## begin

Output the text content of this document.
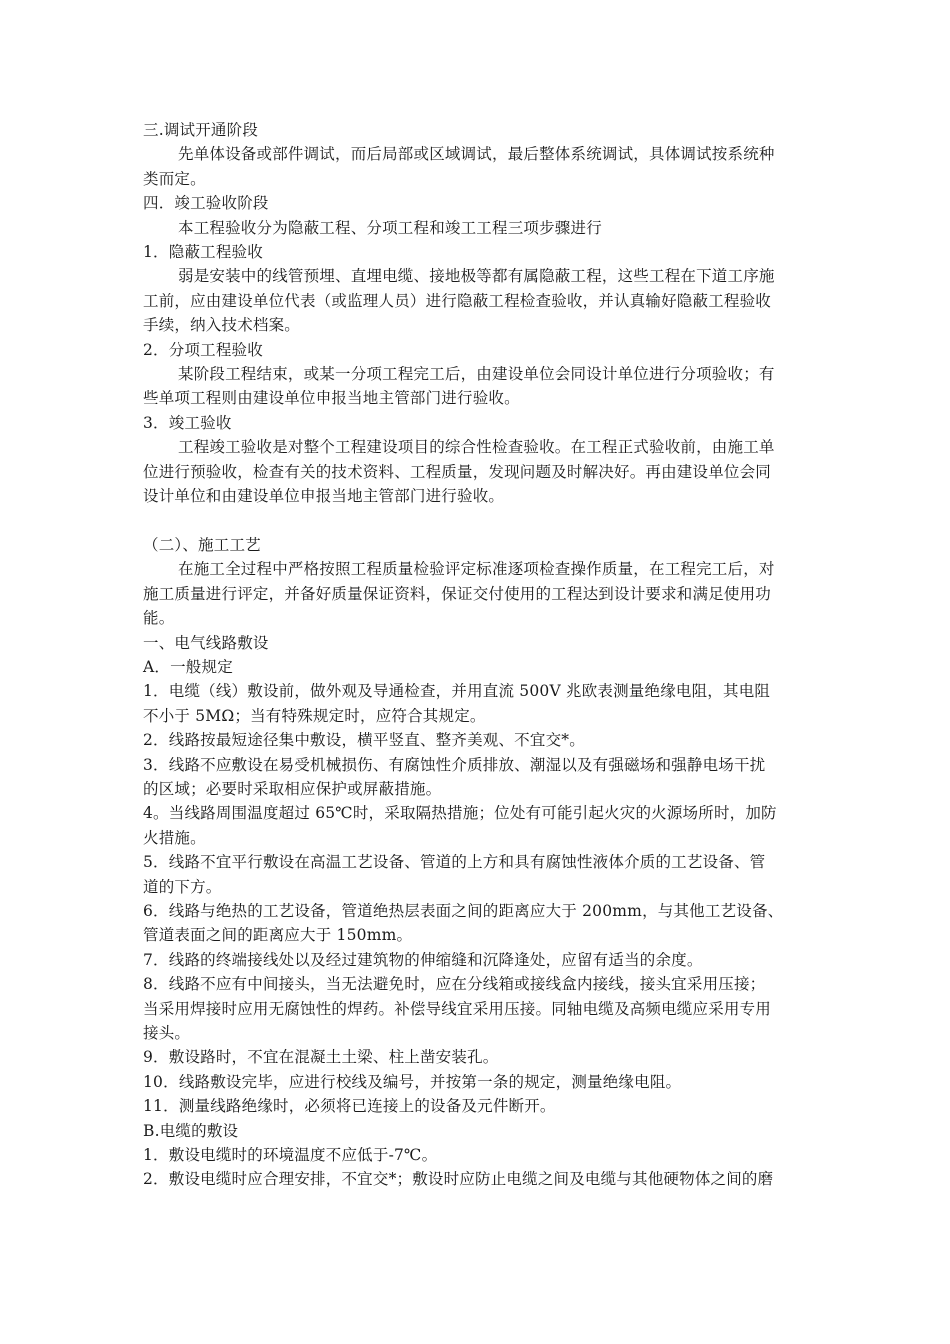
三.调试开通阶段
先单体设备或部件调试，而后局部或区域调试，最后整体系统调试，具体调试按系统种
类而定。
四．竣工验收阶段
本工程验收分为隐蔽工程、分项工程和竣工工程三项步骤进行
1．隐蔽工程验收
弱是安装中的线管预埋、直埋电缆、接地极等都有属隐蔽工程，这些工程在下道工序施
工前，应由建设单位代表（或监理人员）进行隐蔽工程检查验收，并认真输好隐蔽工程验收
手续，纳入技术档案。
2．分项工程验收
某阶段工程结束，或某一分项工程完工后，由建设单位会同设计单位进行分项验收；有
些单项工程则由建设单位申报当地主管部门进行验收。
3．竣工验收
工程竣工验收是对整个工程建设项目的综合性检查验收。在工程正式验收前，由施工单
位进行预验收，检查有关的技术资料、工程质量，发现问题及时解决好。再由建设单位会同
设计单位和由建设单位申报当地主管部门进行验收。
（二）、施工工艺
在施工全过程中严格按照工程质量检验评定标准逐项检查操作质量，在工程完工后，对
施工质量进行评定，并备好质量保证资料，保证交付使用的工程达到设计要求和满足使用功
能。
一、电气线路敷设
A．一般规定
1．电缆（线）敷设前，做外观及导通检查，并用直流 500V 兆欧表测量绝缘电阻，其电阻
不小于 5MΩ；当有特殊规定时，应符合其规定。
2．线路按最短途径集中敷设，横平竖直、整齐美观、不宜交*。
3．线路不应敷设在易受机械损伤、有腐蚀性介质排放、潮湿以及有强磁场和强静电场干扰
的区域；必要时采取相应保护或屏蔽措施。
4。当线路周围温度超过 65℃时，采取隔热措施；位处有可能引起火灾的火源场所时，加防
火措施。
5．线路不宜平行敷设在高温工艺设备、管道的上方和具有腐蚀性液体介质的工艺设备、管
道的下方。
6．线路与绝热的工艺设备，管道绝热层表面之间的距离应大于 200mm，与其他工艺设备、
管道表面之间的距离应大于 150mm。
7．线路的终端接线处以及经过建筑物的伸缩缝和沉降逢处，应留有适当的余度。
8．线路不应有中间接头，当无法避免时，应在分线箱或接线盒内接线，接头宜采用压接；
当采用焊接时应用无腐蚀性的焊药。补偿导线宜采用压接。同轴电缆及高频电缆应采用专用
接头。
9．敷设路时，不宜在混凝土土梁、柱上凿安装孔。
10．线路敷设完毕，应进行校线及编号，并按第一条的规定，测量绝缘电阻。
11．测量线路绝缘时，必须将已连接上的设备及元件断开。
B.电缆的敷设
1．敷设电缆时的环境温度不应低于-7℃。
2．敷设电缆时应合理安排，不宜交*；敷设时应防止电缆之间及电缆与其他硬物体之间的磨
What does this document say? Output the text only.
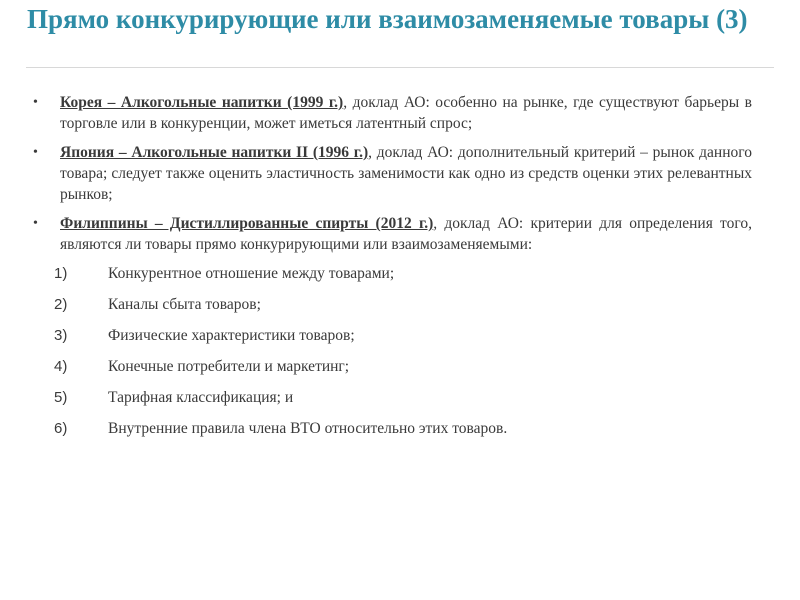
Прямо конкурирующие или взаимозаменяемые товары (3)
• Корея – Алкогольные напитки (1999 г.), доклад АО: особенно на рынке, где существуют барьеры в торговле или в конкуренции, может иметься латентный спрос;
• Япония – Алкогольные напитки II (1996 г.), доклад АО: дополнительный критерий – рынок данного товара; следует также оценить эластичность заменимости как одно из средств оценки этих релевантных рынков;
• Филиппины – Дистиллированные спирты (2012 г.), доклад АО: критерии для определения того, являются ли товары прямо конкурирующими или взаимозаменяемыми:
1)	Конкурентное отношение между товарами;
2)	Каналы сбыта товаров;
3)	Физические характеристики товаров;
4)	Конечные потребители и маркетинг;
5)	Тарифная классификация; и
6)	Внутренние правила члена ВТО относительно этих товаров.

## end

**Task statement**
Copy out each record shown above without alteration, skipping any picture.

**Solution**
Output the text content of this document.
三.调试开通阶段
先单体设备或部件调试，而后局部或区域调试，最后整体系统调试，具体调试按系统种
类而定。
四．竣工验收阶段
本工程验收分为隐蔽工程、分项工程和竣工工程三项步骤进行
1．隐蔽工程验收
弱是安装中的线管预埋、直埋电缆、接地极等都有属隐蔽工程，这些工程在下道工序施
工前，应由建设单位代表（或监理人员）进行隐蔽工程检查验收，并认真输好隐蔽工程验收
手续，纳入技术档案。
2．分项工程验收
某阶段工程结束，或某一分项工程完工后，由建设单位会同设计单位进行分项验收；有
些单项工程则由建设单位申报当地主管部门进行验收。
3．竣工验收
工程竣工验收是对整个工程建设项目的综合性检查验收。在工程正式验收前，由施工单
位进行预验收，检查有关的技术资料、工程质量，发现问题及时解决好。再由建设单位会同
设计单位和由建设单位申报当地主管部门进行验收。
（二）、施工工艺
在施工全过程中严格按照工程质量检验评定标准逐项检查操作质量，在工程完工后，对
施工质量进行评定，并备好质量保证资料，保证交付使用的工程达到设计要求和满足使用功
能。
一、电气线路敷设
A．一般规定
1．电缆（线）敷设前，做外观及导通检查，并用直流 500V 兆欧表测量绝缘电阻，其电阻
不小于 5MΩ；当有特殊规定时，应符合其规定。
2．线路按最短途径集中敷设，横平竖直、整齐美观、不宜交*。
3．线路不应敷设在易受机械损伤、有腐蚀性介质排放、潮湿以及有强磁场和强静电场干扰
的区域；必要时采取相应保护或屏蔽措施。
4。当线路周围温度超过 65℃时，采取隔热措施；位处有可能引起火灾的火源场所时，加防
火措施。
5．线路不宜平行敷设在高温工艺设备、管道的上方和具有腐蚀性液体介质的工艺设备、管
道的下方。
6．线路与绝热的工艺设备，管道绝热层表面之间的距离应大于 200mm，与其他工艺设备、
管道表面之间的距离应大于 150mm。
7．线路的终端接线处以及经过建筑物的伸缩缝和沉降逢处，应留有适当的余度。
8．线路不应有中间接头，当无法避免时，应在分线箱或接线盒内接线，接头宜采用压接；
当采用焊接时应用无腐蚀性的焊药。补偿导线宜采用压接。同轴电缆及高频电缆应采用专用
接头。
9．敷设路时，不宜在混凝土土梁、柱上凿安装孔。
10．线路敷设完毕，应进行校线及编号，并按第一条的规定，测量绝缘电阻。
11．测量线路绝缘时，必须将已连接上的设备及元件断开。
B.电缆的敷设
1．敷设电缆时的环境温度不应低于-7℃。
2．敷设电缆时应合理安排，不宜交*；敷设时应防止电缆之间及电缆与其他硬物体之间的磨
What does this document say? Output the text only.
Прямо конкурирующие или взаимозаменяемые товары (3)
• Корея – Алкогольные напитки (1999 г.), доклад АО: особенно на рынке, где существуют барьеры в торговле или в конкуренции, может иметься латентный спрос;
• Япония – Алкогольные напитки II (1996 г.), доклад АО: дополнительный критерий – рынок данного товара; следует также оценить эластичность заменимости как одно из средств оценки этих релевантных рынков;
• Филиппины – Дистиллированные спирты (2012 г.), доклад АО: критерии для определения того, являются ли товары прямо конкурирующими или взаимозаменяемыми:
1)	Конкурентное отношение между товарами;
2)	Каналы сбыта товаров;
3)	Физические характеристики товаров;
4)	Конечные потребители и маркетинг;
5)	Тарифная классификация; и
6)	Внутренние правила члена ВТО относительно этих товаров.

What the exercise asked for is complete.